Required task: In the material below, the lines containing the word "Call" are required; copy each of them.
>> begin Listed records
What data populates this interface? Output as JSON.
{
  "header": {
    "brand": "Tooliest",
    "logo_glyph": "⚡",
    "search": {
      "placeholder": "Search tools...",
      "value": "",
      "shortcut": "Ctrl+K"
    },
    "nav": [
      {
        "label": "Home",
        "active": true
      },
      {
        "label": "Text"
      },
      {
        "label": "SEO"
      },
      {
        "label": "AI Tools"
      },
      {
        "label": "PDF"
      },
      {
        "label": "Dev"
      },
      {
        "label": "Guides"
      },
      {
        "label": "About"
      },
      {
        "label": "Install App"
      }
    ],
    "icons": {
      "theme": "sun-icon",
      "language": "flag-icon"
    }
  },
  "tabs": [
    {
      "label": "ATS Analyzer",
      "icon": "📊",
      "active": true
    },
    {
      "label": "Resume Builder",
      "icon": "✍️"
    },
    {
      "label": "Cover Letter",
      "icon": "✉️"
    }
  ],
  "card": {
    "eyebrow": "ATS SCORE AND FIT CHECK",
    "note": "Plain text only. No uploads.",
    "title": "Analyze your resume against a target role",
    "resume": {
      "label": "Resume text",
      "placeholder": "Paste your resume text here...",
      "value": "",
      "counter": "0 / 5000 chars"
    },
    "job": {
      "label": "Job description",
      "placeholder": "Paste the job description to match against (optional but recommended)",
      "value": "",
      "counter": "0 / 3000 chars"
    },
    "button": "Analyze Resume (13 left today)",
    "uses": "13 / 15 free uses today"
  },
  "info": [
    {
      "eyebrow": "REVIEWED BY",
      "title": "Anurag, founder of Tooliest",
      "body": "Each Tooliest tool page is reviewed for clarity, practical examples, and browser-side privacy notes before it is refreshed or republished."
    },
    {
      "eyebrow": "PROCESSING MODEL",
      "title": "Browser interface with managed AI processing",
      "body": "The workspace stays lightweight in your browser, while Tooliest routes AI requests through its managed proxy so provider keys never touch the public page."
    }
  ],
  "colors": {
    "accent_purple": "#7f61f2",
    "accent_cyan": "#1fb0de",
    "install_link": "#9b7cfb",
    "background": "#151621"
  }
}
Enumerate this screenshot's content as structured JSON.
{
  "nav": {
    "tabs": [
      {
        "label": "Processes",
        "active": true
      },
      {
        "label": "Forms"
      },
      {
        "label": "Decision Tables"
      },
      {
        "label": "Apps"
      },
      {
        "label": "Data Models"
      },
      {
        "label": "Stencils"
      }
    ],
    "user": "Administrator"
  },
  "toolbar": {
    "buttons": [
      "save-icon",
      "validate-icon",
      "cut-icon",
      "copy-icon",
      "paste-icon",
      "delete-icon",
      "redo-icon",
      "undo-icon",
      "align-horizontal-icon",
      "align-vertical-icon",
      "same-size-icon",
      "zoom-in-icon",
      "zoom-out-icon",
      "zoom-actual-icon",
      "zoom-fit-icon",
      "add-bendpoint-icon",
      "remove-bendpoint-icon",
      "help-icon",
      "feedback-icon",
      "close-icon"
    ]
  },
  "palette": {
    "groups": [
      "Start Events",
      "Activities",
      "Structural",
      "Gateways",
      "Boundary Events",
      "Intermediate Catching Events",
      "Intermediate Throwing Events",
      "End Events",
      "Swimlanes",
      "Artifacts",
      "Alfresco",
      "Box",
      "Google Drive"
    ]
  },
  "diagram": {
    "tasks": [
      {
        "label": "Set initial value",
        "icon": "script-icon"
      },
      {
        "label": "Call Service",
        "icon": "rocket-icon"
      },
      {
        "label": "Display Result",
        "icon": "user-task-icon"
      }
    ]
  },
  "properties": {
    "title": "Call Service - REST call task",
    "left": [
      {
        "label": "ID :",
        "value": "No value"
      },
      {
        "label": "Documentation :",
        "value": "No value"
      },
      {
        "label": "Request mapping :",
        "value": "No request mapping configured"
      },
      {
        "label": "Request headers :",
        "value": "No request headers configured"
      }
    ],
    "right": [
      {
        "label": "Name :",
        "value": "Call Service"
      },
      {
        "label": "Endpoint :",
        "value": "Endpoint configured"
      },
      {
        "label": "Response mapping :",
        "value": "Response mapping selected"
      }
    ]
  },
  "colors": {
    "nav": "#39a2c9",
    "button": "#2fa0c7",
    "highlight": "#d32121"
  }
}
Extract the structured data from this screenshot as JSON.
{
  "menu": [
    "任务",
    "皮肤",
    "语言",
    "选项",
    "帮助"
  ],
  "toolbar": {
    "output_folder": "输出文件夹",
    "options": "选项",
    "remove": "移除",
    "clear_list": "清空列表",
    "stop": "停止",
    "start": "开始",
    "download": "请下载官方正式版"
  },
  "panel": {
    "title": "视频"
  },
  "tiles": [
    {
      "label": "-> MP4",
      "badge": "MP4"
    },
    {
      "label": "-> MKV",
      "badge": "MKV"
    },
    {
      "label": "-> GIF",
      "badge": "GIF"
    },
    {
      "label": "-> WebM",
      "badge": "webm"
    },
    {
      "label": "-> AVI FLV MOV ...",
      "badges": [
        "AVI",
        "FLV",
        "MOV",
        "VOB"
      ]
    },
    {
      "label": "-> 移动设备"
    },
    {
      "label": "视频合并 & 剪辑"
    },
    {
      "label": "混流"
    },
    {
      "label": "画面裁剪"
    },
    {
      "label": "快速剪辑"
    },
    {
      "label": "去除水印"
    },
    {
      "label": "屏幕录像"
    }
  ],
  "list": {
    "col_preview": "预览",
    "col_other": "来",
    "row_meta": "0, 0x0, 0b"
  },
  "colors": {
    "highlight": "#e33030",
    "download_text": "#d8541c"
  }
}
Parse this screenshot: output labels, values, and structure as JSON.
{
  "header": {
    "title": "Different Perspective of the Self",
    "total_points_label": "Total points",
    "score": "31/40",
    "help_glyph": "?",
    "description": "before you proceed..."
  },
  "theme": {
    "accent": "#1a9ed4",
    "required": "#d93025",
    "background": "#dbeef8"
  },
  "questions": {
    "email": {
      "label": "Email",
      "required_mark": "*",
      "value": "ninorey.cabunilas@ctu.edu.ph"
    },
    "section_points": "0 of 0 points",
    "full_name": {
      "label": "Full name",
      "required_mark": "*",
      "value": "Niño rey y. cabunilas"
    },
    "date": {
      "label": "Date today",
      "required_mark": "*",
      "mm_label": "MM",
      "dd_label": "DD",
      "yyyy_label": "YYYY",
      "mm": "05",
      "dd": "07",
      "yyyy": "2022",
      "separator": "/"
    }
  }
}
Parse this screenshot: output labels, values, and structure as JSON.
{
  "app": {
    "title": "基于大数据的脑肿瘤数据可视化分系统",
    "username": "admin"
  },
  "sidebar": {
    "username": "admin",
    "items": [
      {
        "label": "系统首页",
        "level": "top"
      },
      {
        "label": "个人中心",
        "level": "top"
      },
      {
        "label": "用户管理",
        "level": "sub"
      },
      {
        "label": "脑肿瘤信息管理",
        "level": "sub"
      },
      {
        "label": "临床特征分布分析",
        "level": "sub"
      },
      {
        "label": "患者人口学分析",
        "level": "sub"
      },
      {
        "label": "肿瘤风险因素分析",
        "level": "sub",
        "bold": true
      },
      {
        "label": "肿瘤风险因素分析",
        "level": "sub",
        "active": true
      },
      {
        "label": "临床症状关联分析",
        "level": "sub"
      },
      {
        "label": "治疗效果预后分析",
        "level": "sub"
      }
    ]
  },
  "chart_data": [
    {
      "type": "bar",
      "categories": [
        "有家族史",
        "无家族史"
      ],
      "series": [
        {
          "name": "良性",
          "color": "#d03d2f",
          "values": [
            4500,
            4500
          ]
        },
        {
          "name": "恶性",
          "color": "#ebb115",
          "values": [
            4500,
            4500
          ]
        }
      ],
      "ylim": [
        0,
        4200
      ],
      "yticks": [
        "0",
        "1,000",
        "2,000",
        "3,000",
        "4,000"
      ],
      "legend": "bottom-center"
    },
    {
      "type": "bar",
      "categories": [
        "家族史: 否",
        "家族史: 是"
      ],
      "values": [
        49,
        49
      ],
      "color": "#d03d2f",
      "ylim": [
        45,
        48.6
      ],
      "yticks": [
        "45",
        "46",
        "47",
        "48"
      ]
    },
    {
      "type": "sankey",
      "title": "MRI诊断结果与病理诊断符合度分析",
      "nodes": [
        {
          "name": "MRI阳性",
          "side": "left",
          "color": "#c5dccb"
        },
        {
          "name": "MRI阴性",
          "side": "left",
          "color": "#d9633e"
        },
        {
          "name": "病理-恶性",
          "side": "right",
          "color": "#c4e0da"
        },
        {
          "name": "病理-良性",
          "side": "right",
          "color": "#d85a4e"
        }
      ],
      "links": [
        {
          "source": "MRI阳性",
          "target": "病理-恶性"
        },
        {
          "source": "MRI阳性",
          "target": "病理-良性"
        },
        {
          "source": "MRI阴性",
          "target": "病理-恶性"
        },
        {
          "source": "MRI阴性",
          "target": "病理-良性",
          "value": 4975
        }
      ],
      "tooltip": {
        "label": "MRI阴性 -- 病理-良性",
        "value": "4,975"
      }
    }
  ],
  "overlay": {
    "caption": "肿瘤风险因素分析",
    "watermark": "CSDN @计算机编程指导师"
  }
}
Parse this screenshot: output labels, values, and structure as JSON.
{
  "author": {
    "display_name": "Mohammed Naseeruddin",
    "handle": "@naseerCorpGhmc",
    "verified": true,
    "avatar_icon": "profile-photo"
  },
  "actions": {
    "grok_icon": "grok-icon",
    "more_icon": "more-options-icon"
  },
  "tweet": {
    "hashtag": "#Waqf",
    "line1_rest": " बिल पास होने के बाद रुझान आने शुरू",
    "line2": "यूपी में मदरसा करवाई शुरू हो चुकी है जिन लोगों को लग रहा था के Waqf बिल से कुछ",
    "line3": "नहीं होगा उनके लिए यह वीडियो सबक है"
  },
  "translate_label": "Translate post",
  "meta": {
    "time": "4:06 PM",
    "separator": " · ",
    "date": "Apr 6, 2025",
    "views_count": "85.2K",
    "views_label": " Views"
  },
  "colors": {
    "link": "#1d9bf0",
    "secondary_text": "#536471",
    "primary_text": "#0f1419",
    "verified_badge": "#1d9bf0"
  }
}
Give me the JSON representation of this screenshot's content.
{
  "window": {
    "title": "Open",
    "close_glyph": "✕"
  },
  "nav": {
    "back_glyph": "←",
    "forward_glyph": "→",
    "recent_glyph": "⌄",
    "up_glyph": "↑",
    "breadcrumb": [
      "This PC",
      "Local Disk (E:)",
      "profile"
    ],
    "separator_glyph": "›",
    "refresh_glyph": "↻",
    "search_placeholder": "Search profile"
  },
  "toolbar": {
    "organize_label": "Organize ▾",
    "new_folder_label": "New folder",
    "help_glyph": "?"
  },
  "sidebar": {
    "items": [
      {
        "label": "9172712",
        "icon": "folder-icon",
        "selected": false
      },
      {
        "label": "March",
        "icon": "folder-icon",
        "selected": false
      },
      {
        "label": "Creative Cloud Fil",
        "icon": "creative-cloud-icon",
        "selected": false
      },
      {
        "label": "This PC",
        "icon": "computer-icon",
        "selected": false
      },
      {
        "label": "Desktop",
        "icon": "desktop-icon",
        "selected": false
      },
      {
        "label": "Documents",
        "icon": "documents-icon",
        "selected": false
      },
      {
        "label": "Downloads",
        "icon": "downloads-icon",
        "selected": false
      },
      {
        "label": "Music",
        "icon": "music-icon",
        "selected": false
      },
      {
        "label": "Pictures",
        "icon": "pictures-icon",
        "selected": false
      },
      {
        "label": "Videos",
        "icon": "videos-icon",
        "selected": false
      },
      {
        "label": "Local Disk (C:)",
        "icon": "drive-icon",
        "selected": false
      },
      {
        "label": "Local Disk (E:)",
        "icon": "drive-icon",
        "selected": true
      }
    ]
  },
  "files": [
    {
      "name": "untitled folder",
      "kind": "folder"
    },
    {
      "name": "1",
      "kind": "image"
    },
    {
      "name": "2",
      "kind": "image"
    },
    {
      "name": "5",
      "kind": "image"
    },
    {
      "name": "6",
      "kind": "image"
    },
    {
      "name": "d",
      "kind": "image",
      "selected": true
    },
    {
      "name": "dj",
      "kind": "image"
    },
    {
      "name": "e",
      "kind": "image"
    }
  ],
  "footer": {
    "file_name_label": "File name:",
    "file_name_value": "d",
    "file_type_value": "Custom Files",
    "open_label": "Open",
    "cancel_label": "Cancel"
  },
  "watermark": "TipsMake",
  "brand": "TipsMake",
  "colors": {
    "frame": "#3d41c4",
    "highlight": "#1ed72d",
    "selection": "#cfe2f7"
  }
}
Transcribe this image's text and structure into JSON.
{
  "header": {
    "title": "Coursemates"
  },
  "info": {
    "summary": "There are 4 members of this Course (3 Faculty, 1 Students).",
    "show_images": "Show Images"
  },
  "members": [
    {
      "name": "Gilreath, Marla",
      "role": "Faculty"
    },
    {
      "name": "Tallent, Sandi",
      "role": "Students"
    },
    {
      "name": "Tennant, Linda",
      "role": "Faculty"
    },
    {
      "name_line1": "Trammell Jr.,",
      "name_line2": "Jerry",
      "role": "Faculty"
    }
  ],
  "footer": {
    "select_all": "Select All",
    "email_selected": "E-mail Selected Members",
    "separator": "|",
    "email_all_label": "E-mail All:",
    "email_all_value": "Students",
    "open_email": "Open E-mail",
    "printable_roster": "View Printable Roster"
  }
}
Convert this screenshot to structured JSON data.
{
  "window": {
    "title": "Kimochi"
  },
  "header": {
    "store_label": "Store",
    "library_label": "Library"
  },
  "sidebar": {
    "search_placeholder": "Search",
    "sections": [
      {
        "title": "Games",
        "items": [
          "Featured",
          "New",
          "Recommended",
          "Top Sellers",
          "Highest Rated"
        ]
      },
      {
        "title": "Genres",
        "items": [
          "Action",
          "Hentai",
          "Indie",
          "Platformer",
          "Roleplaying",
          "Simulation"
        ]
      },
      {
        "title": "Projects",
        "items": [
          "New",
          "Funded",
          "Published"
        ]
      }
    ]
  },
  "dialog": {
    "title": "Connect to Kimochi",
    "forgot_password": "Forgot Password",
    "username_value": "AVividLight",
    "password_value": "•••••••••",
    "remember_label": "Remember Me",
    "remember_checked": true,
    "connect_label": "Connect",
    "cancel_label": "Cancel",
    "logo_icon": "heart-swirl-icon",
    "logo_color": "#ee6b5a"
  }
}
>> end Listed records
Correct response:
        "label": "Call Service",
    "title": "Call Service - REST call task",
        "value": "Call Service"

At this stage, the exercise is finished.